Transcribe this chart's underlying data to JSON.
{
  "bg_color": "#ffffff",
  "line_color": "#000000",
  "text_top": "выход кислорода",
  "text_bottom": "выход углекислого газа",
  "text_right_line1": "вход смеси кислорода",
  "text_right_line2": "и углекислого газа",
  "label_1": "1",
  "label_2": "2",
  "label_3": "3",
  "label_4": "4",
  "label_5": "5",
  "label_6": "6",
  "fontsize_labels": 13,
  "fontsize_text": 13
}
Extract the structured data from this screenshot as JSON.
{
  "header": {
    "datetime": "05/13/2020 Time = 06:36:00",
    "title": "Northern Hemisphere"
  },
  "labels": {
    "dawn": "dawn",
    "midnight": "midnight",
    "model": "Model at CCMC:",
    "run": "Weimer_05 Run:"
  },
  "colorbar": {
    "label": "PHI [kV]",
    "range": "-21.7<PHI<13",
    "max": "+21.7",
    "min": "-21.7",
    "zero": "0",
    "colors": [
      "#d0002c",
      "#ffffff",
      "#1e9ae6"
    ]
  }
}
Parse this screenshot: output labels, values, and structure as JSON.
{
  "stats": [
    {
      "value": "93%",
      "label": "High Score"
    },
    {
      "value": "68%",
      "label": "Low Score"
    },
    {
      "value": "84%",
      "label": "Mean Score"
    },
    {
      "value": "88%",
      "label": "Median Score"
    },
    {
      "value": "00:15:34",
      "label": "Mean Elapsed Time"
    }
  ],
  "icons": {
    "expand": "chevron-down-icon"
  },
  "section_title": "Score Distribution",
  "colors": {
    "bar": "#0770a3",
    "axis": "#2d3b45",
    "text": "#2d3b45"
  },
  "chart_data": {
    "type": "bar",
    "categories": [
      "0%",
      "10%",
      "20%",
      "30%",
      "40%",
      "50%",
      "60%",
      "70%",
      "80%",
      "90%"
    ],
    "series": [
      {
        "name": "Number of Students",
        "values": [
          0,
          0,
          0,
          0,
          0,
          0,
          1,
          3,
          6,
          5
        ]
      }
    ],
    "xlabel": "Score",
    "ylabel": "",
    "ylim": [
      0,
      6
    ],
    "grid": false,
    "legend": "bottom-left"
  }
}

::::::::::

State the number of lines above that hold the string "values", with nothing added.

** The reply **
2